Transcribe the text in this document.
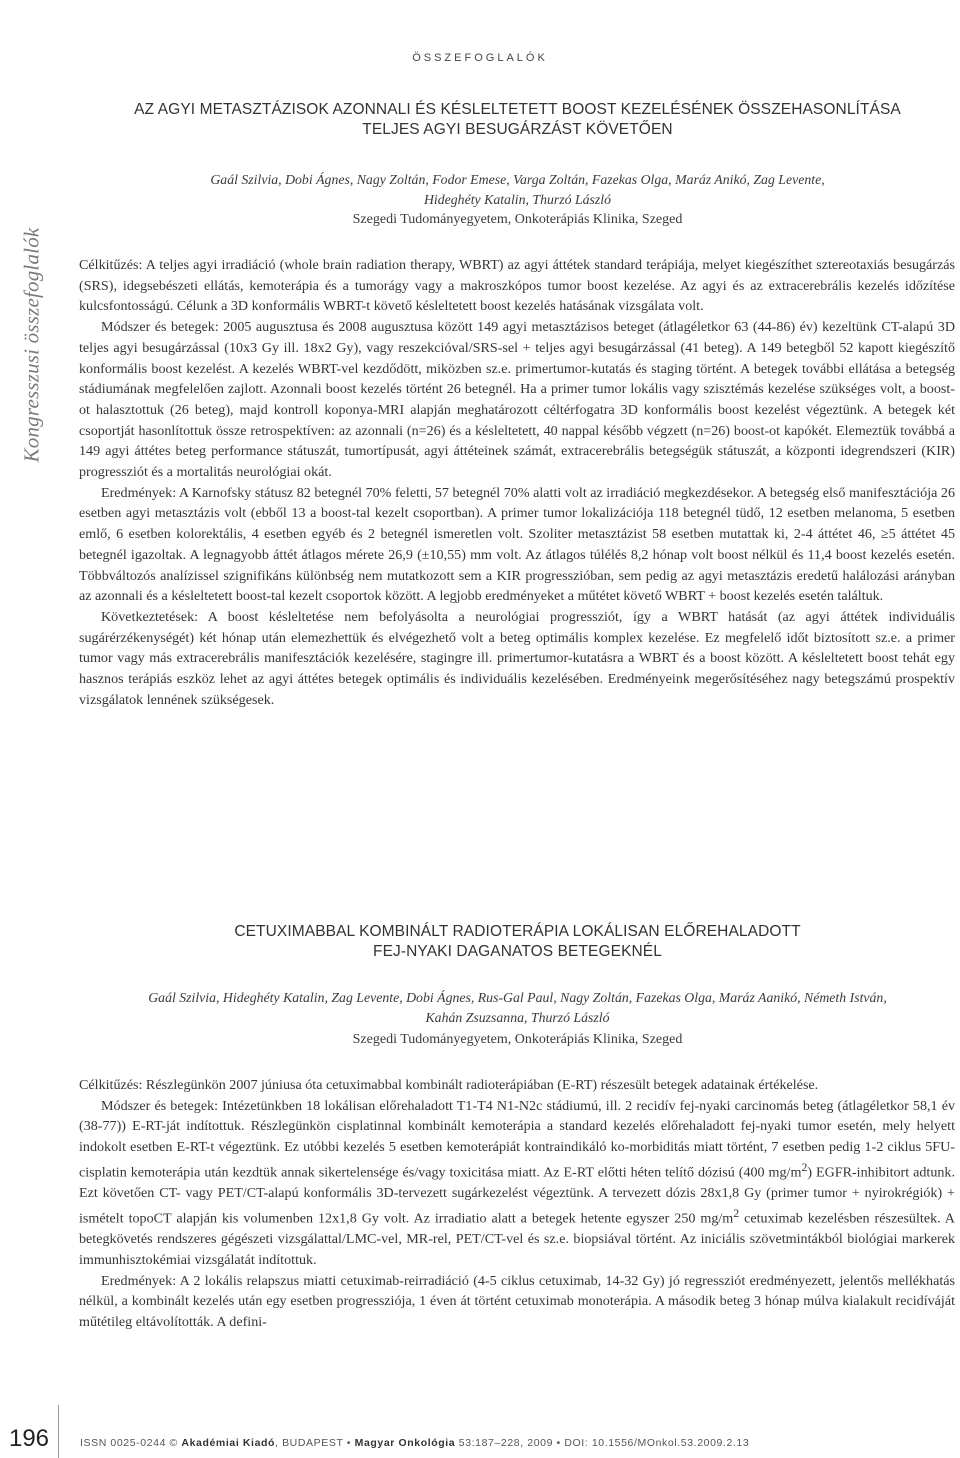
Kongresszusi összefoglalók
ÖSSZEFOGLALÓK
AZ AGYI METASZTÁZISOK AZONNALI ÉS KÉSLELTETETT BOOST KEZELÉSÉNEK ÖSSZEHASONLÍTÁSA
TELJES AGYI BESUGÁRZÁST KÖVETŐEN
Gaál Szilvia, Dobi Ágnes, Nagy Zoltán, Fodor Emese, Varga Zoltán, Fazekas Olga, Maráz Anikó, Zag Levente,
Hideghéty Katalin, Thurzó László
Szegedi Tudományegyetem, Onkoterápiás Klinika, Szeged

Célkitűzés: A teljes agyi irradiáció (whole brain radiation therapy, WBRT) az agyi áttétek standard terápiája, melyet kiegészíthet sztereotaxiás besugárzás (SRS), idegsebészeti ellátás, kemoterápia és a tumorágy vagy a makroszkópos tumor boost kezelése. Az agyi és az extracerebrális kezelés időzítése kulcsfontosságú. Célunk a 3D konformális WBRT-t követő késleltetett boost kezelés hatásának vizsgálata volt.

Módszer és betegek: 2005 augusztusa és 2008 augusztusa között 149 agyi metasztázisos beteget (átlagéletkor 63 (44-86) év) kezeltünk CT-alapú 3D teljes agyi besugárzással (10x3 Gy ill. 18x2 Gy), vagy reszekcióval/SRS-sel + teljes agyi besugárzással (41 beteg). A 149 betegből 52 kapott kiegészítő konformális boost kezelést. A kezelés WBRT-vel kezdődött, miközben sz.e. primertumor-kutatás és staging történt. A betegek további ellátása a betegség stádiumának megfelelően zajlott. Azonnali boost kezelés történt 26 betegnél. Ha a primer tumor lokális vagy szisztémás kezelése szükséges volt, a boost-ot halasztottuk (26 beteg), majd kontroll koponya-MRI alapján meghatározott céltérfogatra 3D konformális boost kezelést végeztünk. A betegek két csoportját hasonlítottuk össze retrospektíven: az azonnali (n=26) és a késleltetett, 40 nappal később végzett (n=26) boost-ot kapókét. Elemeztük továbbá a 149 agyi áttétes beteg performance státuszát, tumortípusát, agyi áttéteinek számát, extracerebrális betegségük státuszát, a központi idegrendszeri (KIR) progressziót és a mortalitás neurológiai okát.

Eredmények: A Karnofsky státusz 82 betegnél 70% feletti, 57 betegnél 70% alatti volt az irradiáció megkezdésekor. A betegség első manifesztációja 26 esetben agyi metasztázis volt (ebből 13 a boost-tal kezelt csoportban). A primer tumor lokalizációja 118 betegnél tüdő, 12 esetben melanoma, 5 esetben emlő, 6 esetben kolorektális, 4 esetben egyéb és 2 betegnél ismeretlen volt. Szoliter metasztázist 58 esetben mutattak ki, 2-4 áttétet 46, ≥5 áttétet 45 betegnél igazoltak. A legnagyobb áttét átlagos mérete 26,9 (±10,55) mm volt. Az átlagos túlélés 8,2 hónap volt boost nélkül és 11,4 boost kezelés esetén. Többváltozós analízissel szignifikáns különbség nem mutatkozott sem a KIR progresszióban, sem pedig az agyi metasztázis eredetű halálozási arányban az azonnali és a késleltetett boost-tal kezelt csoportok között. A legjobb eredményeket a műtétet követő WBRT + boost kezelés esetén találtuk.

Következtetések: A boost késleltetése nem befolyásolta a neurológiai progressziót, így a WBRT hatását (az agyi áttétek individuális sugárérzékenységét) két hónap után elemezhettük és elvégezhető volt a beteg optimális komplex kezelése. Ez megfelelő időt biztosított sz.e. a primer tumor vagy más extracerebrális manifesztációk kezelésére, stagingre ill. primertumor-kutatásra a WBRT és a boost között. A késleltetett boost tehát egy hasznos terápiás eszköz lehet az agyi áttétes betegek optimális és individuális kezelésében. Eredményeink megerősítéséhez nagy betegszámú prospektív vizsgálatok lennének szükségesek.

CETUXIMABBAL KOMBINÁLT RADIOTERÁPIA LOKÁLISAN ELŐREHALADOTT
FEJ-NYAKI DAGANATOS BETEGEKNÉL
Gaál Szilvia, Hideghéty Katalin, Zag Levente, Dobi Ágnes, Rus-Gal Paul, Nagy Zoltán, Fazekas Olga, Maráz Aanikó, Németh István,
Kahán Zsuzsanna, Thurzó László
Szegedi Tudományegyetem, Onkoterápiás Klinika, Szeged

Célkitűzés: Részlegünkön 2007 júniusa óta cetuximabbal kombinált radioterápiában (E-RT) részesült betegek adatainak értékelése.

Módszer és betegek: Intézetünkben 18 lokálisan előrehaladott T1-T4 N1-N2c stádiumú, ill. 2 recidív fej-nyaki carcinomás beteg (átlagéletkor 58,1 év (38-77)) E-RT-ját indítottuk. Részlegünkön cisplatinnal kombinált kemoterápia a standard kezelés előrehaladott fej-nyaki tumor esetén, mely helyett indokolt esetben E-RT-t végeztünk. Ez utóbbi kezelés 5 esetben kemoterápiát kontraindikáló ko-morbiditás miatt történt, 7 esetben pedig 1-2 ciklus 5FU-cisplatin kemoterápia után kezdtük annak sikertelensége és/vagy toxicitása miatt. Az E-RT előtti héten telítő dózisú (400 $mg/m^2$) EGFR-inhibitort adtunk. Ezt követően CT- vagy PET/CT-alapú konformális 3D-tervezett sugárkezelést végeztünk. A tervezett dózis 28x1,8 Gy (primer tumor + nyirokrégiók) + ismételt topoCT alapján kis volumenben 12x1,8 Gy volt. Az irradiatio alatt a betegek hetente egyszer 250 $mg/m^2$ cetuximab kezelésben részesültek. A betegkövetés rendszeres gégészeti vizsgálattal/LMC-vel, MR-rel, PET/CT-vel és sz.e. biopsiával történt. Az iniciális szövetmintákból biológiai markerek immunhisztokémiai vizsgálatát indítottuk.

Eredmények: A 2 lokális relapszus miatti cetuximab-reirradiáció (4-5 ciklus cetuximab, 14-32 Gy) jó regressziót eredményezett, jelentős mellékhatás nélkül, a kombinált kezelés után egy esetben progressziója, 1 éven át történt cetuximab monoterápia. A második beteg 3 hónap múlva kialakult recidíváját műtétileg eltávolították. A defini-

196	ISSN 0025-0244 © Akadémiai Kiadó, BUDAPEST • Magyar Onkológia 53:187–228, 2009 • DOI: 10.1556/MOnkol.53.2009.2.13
- - - -
### What to work on
Pictures don't belong in the copy. Restate all the entries exactly.

### Output of the task
Transcribe the text in this document.
Kongresszusi összefoglalók
ÖSSZEFOGLALÓK
AZ AGYI METASZTÁZISOK AZONNALI ÉS KÉSLELTETETT BOOST KEZELÉSÉNEK ÖSSZEHASONLÍTÁSA
TELJES AGYI BESUGÁRZÁST KÖVETŐEN
Gaál Szilvia, Dobi Ágnes, Nagy Zoltán, Fodor Emese, Varga Zoltán, Fazekas Olga, Maráz Anikó, Zag Levente,
Hideghéty Katalin, Thurzó László
Szegedi Tudományegyetem, Onkoterápiás Klinika, Szeged

Célkitűzés: A teljes agyi irradiáció (whole brain radiation therapy, WBRT) az agyi áttétek standard terápiája, melyet kiegészíthet sztereotaxiás besugárzás (SRS), idegsebészeti ellátás, kemoterápia és a tumorágy vagy a makroszkópos tumor boost kezelése. Az agyi és az extracerebrális kezelés időzítése kulcsfontosságú. Célunk a 3D konformális WBRT-t követő késleltetett boost kezelés hatásának vizsgálata volt.

Módszer és betegek: 2005 augusztusa és 2008 augusztusa között 149 agyi metasztázisos beteget (átlagéletkor 63 (44-86) év) kezeltünk CT-alapú 3D teljes agyi besugárzással (10x3 Gy ill. 18x2 Gy), vagy reszekcióval/SRS-sel + teljes agyi besugárzással (41 beteg). A 149 betegből 52 kapott kiegészítő konformális boost kezelést. A kezelés WBRT-vel kezdődött, miközben sz.e. primertumor-kutatás és staging történt. A betegek további ellátása a betegség stádiumának megfelelően zajlott. Azonnali boost kezelés történt 26 betegnél. Ha a primer tumor lokális vagy szisztémás kezelése szükséges volt, a boost-ot halasztottuk (26 beteg), majd kontroll koponya-MRI alapján meghatározott céltérfogatra 3D konformális boost kezelést végeztünk. A betegek két csoportját hasonlítottuk össze retrospektíven: az azonnali (n=26) és a késleltetett, 40 nappal később végzett (n=26) boost-ot kapókét. Elemeztük továbbá a 149 agyi áttétes beteg performance státuszát, tumortípusát, agyi áttéteinek számát, extracerebrális betegségük státuszát, a központi idegrendszeri (KIR) progressziót és a mortalitás neurológiai okát.

Eredmények: A Karnofsky státusz 82 betegnél 70% feletti, 57 betegnél 70% alatti volt az irradiáció megkezdésekor. A betegség első manifesztációja 26 esetben agyi metasztázis volt (ebből 13 a boost-tal kezelt csoportban). A primer tumor lokalizációja 118 betegnél tüdő, 12 esetben melanoma, 5 esetben emlő, 6 esetben kolorektális, 4 esetben egyéb és 2 betegnél ismeretlen volt. Szoliter metasztázist 58 esetben mutattak ki, 2-4 áttétet 46, ≥5 áttétet 45 betegnél igazoltak. A legnagyobb áttét átlagos mérete 26,9 (±10,55) mm volt. Az átlagos túlélés 8,2 hónap volt boost nélkül és 11,4 boost kezelés esetén. Többváltozós analízissel szignifikáns különbség nem mutatkozott sem a KIR progresszióban, sem pedig az agyi metasztázis eredetű halálozási arányban az azonnali és a késleltetett boost-tal kezelt csoportok között. A legjobb eredményeket a műtétet követő WBRT + boost kezelés esetén találtuk.

Következtetések: A boost késleltetése nem befolyásolta a neurológiai progressziót, így a WBRT hatását (az agyi áttétek individuális sugárérzékenységét) két hónap után elemezhettük és elvégezhető volt a beteg optimális komplex kezelése. Ez megfelelő időt biztosított sz.e. a primer tumor vagy más extracerebrális manifesztációk kezelésére, stagingre ill. primertumor-kutatásra a WBRT és a boost között. A késleltetett boost tehát egy hasznos terápiás eszköz lehet az agyi áttétes betegek optimális és individuális kezelésében. Eredményeink megerősítéséhez nagy betegszámú prospektív vizsgálatok lennének szükségesek.

CETUXIMABBAL KOMBINÁLT RADIOTERÁPIA LOKÁLISAN ELŐREHALADOTT
FEJ-NYAKI DAGANATOS BETEGEKNÉL
Gaál Szilvia, Hideghéty Katalin, Zag Levente, Dobi Ágnes, Rus-Gal Paul, Nagy Zoltán, Fazekas Olga, Maráz Aanikó, Németh István,
Kahán Zsuzsanna, Thurzó László
Szegedi Tudományegyetem, Onkoterápiás Klinika, Szeged

Célkitűzés: Részlegünkön 2007 júniusa óta cetuximabbal kombinált radioterápiában (E-RT) részesült betegek adatainak értékelése.

Módszer és betegek: Intézetünkben 18 lokálisan előrehaladott T1-T4 N1-N2c stádiumú, ill. 2 recidív fej-nyaki carcinomás beteg (átlagéletkor 58,1 év (38-77)) E-RT-ját indítottuk. Részlegünkön cisplatinnal kombinált kemoterápia a standard kezelés előrehaladott fej-nyaki tumor esetén, mely helyett indokolt esetben E-RT-t végeztünk. Ez utóbbi kezelés 5 esetben kemoterápiát kontraindikáló ko-morbiditás miatt történt, 7 esetben pedig 1-2 ciklus 5FU-cisplatin kemoterápia után kezdtük annak sikertelensége és/vagy toxicitása miatt. Az E-RT előtti héten telítő dózisú (400 $mg/m^2$) EGFR-inhibitort adtunk. Ezt követően CT- vagy PET/CT-alapú konformális 3D-tervezett sugárkezelést végeztünk. A tervezett dózis 28x1,8 Gy (primer tumor + nyirokrégiók) + ismételt topoCT alapján kis volumenben 12x1,8 Gy volt. Az irradiatio alatt a betegek hetente egyszer 250 $mg/m^2$ cetuximab kezelésben részesültek. A betegkövetés rendszeres gégészeti vizsgálattal/LMC-vel, MR-rel, PET/CT-vel és sz.e. biopsiával történt. Az iniciális szövetmintákból biológiai markerek immunhisztokémiai vizsgálatát indítottuk.

Eredmények: A 2 lokális relapszus miatti cetuximab-reirradiáció (4-5 ciklus cetuximab, 14-32 Gy) jó regressziót eredményezett, jelentős mellékhatás nélkül, a kombinált kezelés után egy esetben progressziója, 1 éven át történt cetuximab monoterápia. A második beteg 3 hónap múlva kialakult recidíváját műtétileg eltávolították. A defini-

196	ISSN 0025-0244 © Akadémiai Kiadó, BUDAPEST • Magyar Onkológia 53:187–228, 2009 • DOI: 10.1556/MOnkol.53.2009.2.13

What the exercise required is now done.